Look below. Copy each line that has "Personalfragen" in it.
◆ ◆ ◆ ◆ ◆
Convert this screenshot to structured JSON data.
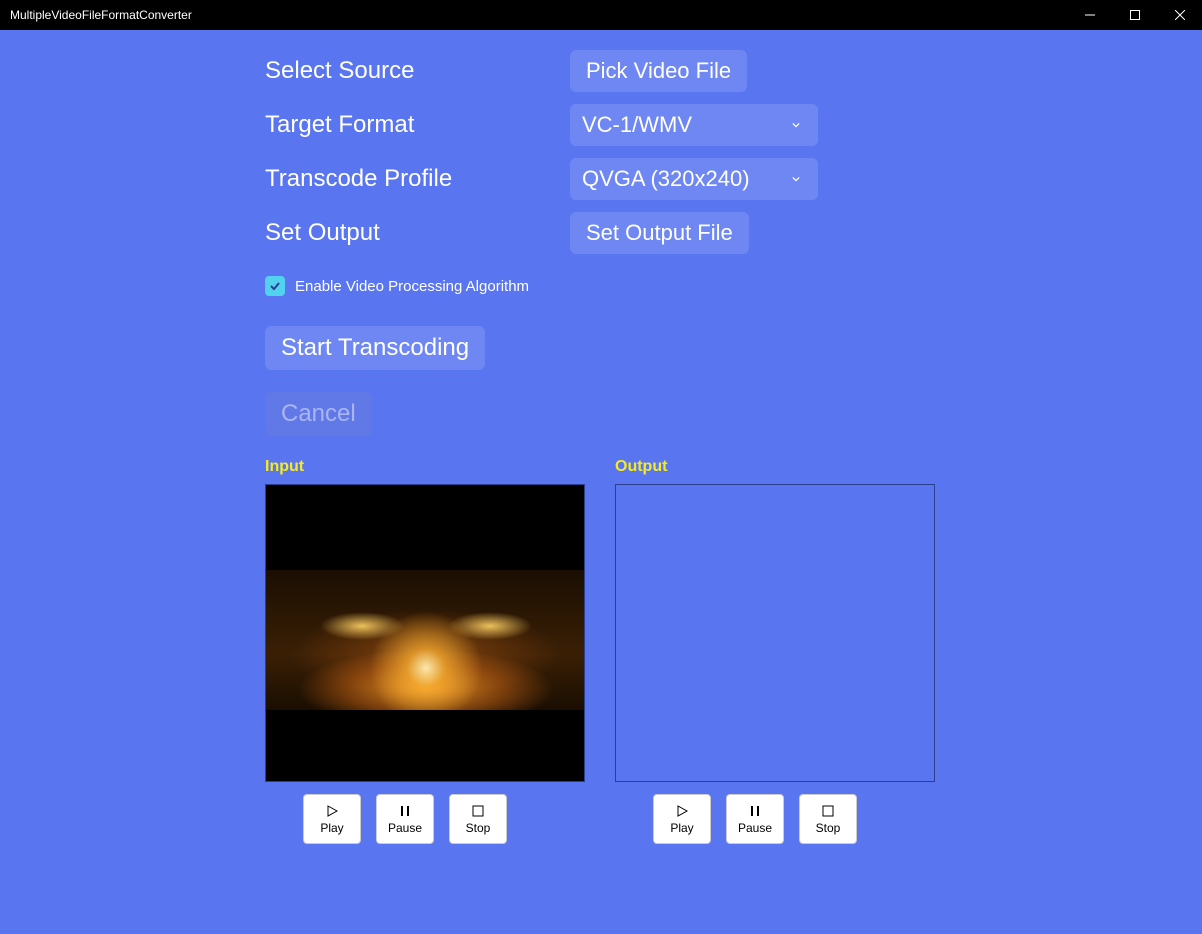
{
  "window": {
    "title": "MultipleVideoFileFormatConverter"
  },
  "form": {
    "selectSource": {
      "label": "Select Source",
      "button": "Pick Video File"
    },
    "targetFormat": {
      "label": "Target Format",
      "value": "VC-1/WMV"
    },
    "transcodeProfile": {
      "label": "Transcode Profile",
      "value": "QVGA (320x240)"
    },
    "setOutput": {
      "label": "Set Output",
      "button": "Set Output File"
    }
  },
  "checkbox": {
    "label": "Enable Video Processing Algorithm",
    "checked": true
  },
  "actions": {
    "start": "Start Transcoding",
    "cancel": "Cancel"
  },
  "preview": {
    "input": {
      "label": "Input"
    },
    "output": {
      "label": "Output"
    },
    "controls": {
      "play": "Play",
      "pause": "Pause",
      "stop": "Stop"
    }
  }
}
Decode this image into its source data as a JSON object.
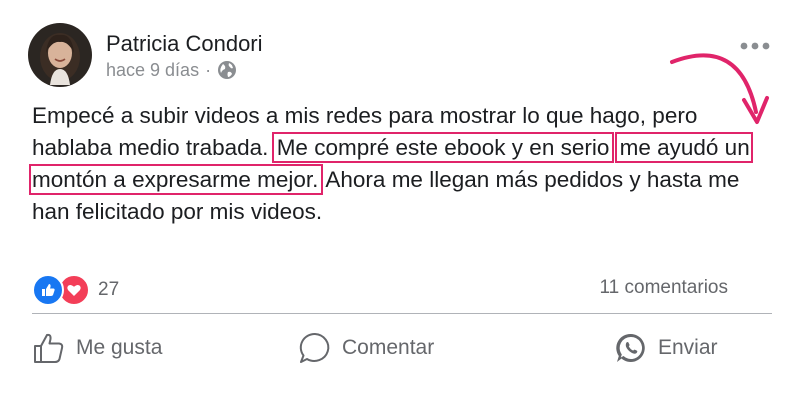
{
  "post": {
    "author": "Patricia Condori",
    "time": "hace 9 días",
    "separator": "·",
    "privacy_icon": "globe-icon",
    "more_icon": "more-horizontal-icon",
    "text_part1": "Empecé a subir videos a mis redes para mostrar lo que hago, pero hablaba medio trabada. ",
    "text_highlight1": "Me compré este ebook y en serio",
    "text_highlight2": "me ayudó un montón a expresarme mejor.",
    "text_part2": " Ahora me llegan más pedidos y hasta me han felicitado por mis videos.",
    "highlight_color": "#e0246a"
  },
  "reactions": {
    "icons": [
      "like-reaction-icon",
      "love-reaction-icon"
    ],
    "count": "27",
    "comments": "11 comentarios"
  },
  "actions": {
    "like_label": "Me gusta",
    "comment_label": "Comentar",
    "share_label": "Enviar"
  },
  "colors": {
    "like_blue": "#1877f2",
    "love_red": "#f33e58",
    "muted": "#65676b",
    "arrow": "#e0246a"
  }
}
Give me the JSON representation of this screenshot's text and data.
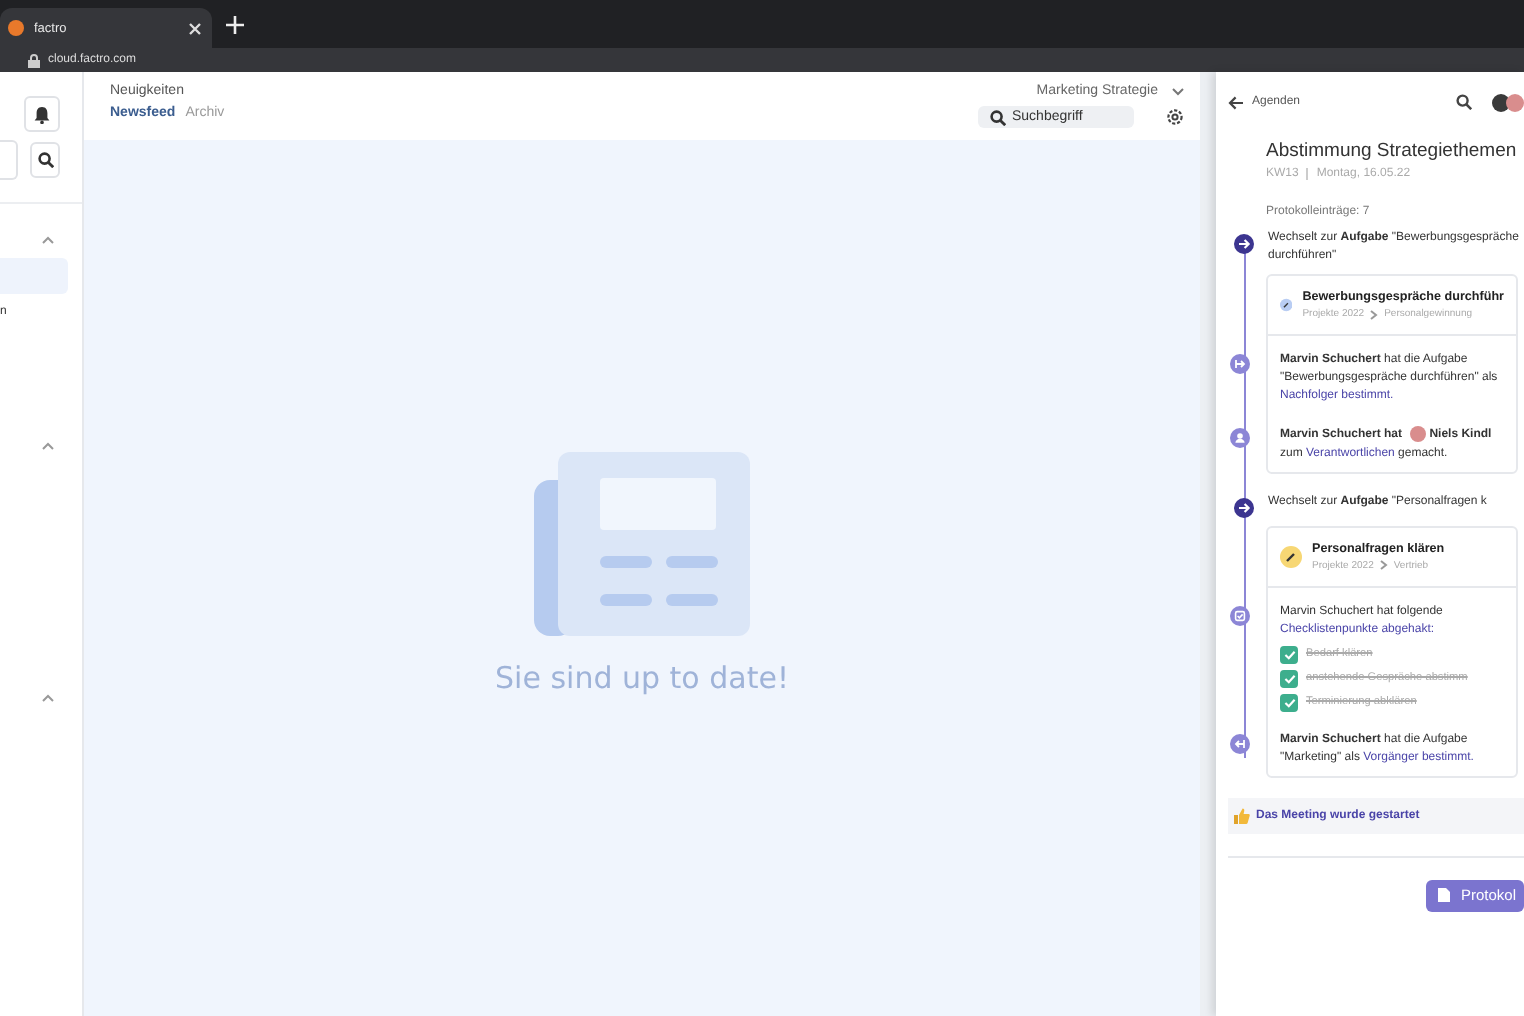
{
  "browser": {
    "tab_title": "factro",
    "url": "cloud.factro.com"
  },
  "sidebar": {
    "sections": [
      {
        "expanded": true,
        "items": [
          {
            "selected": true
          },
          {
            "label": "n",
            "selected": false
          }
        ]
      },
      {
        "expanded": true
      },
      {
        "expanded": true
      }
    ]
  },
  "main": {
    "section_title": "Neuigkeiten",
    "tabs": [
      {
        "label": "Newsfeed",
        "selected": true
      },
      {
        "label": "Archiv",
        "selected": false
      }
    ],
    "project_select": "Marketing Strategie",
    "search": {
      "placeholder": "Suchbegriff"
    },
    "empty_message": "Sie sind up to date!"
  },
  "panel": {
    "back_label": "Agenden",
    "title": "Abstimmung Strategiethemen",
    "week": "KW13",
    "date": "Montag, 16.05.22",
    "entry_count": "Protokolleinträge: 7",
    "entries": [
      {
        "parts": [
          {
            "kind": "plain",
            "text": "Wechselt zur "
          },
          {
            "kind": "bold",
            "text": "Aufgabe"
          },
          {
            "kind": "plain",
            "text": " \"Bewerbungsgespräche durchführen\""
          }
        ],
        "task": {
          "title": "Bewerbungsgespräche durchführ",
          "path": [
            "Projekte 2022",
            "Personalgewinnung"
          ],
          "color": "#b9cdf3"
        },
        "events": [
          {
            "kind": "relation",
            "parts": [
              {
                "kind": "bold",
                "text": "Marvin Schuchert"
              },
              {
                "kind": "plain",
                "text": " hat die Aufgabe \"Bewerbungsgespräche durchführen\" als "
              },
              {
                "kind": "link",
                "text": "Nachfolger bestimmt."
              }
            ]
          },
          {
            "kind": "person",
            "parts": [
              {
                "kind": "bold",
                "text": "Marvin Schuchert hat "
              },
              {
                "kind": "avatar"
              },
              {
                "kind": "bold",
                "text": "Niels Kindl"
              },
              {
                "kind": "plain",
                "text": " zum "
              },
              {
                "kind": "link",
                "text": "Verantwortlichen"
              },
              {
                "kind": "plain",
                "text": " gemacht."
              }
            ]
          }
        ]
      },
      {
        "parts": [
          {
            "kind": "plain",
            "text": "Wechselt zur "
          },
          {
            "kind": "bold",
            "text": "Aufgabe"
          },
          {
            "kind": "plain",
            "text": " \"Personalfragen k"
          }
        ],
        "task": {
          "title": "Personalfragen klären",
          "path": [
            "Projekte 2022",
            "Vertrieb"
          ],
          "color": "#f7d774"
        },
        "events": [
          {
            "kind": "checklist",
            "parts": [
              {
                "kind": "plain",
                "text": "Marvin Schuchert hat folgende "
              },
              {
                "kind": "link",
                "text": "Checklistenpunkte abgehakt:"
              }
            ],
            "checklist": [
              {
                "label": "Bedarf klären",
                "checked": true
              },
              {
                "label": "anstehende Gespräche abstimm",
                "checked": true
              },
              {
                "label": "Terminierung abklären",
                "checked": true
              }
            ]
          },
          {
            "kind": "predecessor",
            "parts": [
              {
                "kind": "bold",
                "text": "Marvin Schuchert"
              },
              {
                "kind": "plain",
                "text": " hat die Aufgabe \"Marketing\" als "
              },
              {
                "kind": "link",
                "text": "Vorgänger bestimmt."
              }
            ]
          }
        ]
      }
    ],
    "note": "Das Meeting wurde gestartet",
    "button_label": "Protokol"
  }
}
◆ ◆ ◆ ◆ ◆
• Solution to the exercise:
            "text": " \"Personalfragen k"
          "title": "Personalfragen klären",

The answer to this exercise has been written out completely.